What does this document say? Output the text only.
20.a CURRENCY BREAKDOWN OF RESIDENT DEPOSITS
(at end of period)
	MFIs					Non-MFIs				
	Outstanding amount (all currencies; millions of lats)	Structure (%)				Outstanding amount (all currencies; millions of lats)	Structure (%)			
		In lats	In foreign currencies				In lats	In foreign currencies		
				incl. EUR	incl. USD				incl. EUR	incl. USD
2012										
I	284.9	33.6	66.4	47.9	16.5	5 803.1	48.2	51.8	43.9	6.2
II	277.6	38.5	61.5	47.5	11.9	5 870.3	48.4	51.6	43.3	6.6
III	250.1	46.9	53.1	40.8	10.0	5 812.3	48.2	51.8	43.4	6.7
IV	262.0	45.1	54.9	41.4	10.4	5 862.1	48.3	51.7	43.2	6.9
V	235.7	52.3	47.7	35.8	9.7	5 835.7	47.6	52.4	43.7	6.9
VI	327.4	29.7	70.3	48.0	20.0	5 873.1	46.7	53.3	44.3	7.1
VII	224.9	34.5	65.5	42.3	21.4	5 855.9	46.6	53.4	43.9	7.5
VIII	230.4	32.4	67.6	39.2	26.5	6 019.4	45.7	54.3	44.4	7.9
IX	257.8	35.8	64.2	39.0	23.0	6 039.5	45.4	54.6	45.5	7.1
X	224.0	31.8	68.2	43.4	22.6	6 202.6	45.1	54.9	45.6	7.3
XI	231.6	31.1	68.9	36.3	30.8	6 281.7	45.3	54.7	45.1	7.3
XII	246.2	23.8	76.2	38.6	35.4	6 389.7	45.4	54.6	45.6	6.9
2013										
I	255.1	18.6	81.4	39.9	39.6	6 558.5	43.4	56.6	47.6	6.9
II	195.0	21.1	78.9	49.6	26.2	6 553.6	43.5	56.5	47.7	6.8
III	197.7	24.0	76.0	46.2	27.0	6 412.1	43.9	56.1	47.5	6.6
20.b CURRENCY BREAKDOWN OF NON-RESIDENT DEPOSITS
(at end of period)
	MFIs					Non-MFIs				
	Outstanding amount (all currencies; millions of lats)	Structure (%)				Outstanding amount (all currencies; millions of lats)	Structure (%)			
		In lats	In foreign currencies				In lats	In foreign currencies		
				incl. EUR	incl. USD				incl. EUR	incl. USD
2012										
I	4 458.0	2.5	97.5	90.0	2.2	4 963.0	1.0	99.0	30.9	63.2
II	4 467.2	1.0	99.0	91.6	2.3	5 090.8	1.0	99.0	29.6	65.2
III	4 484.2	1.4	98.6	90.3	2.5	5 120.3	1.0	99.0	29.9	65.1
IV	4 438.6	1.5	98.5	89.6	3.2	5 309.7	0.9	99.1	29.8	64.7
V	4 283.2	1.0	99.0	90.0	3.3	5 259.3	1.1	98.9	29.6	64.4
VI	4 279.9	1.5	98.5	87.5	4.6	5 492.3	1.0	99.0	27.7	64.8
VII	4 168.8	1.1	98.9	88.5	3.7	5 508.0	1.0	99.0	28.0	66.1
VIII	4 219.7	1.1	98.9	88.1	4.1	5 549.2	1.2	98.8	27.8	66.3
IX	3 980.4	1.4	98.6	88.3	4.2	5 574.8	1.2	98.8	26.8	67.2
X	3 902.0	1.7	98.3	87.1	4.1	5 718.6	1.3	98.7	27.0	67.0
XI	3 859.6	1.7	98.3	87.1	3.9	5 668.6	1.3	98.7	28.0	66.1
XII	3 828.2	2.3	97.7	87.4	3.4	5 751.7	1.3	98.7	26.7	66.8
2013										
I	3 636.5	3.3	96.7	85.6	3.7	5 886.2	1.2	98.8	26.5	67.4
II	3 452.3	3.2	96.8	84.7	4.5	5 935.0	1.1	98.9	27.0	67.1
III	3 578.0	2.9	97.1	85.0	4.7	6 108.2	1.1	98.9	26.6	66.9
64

### Stated problem
Each line of the listing above should be output exactly.

### Result
What does this document say? Output the text only.
20.a CURRENCY BREAKDOWN OF RESIDENT DEPOSITS
(at end of period)
	MFIs					Non-MFIs				
	Outstanding amount (all currencies; millions of lats)	Structure (%)				Outstanding amount (all currencies; millions of lats)	Structure (%)			
		In lats	In foreign currencies				In lats	In foreign currencies		
				incl. EUR	incl. USD				incl. EUR	incl. USD
2012										
I	284.9	33.6	66.4	47.9	16.5	5 803.1	48.2	51.8	43.9	6.2
II	277.6	38.5	61.5	47.5	11.9	5 870.3	48.4	51.6	43.3	6.6
III	250.1	46.9	53.1	40.8	10.0	5 812.3	48.2	51.8	43.4	6.7
IV	262.0	45.1	54.9	41.4	10.4	5 862.1	48.3	51.7	43.2	6.9
V	235.7	52.3	47.7	35.8	9.7	5 835.7	47.6	52.4	43.7	6.9
VI	327.4	29.7	70.3	48.0	20.0	5 873.1	46.7	53.3	44.3	7.1
VII	224.9	34.5	65.5	42.3	21.4	5 855.9	46.6	53.4	43.9	7.5
VIII	230.4	32.4	67.6	39.2	26.5	6 019.4	45.7	54.3	44.4	7.9
IX	257.8	35.8	64.2	39.0	23.0	6 039.5	45.4	54.6	45.5	7.1
X	224.0	31.8	68.2	43.4	22.6	6 202.6	45.1	54.9	45.6	7.3
XI	231.6	31.1	68.9	36.3	30.8	6 281.7	45.3	54.7	45.1	7.3
XII	246.2	23.8	76.2	38.6	35.4	6 389.7	45.4	54.6	45.6	6.9
2013										
I	255.1	18.6	81.4	39.9	39.6	6 558.5	43.4	56.6	47.6	6.9
II	195.0	21.1	78.9	49.6	26.2	6 553.6	43.5	56.5	47.7	6.8
III	197.7	24.0	76.0	46.2	27.0	6 412.1	43.9	56.1	47.5	6.6
20.b CURRENCY BREAKDOWN OF NON-RESIDENT DEPOSITS
(at end of period)
	MFIs					Non-MFIs				
	Outstanding amount (all currencies; millions of lats)	Structure (%)				Outstanding amount (all currencies; millions of lats)	Structure (%)			
		In lats	In foreign currencies				In lats	In foreign currencies		
				incl. EUR	incl. USD				incl. EUR	incl. USD
2012										
I	4 458.0	2.5	97.5	90.0	2.2	4 963.0	1.0	99.0	30.9	63.2
II	4 467.2	1.0	99.0	91.6	2.3	5 090.8	1.0	99.0	29.6	65.2
III	4 484.2	1.4	98.6	90.3	2.5	5 120.3	1.0	99.0	29.9	65.1
IV	4 438.6	1.5	98.5	89.6	3.2	5 309.7	0.9	99.1	29.8	64.7
V	4 283.2	1.0	99.0	90.0	3.3	5 259.3	1.1	98.9	29.6	64.4
VI	4 279.9	1.5	98.5	87.5	4.6	5 492.3	1.0	99.0	27.7	64.8
VII	4 168.8	1.1	98.9	88.5	3.7	5 508.0	1.0	99.0	28.0	66.1
VIII	4 219.7	1.1	98.9	88.1	4.1	5 549.2	1.2	98.8	27.8	66.3
IX	3 980.4	1.4	98.6	88.3	4.2	5 574.8	1.2	98.8	26.8	67.2
X	3 902.0	1.7	98.3	87.1	4.1	5 718.6	1.3	98.7	27.0	67.0
XI	3 859.6	1.7	98.3	87.1	3.9	5 668.6	1.3	98.7	28.0	66.1
XII	3 828.2	2.3	97.7	87.4	3.4	5 751.7	1.3	98.7	26.7	66.8
2013										
I	3 636.5	3.3	96.7	85.6	3.7	5 886.2	1.2	98.8	26.5	67.4
II	3 452.3	3.2	96.8	84.7	4.5	5 935.0	1.1	98.9	27.0	67.1
III	3 578.0	2.9	97.1	85.0	4.7	6 108.2	1.1	98.9	26.6	66.9
64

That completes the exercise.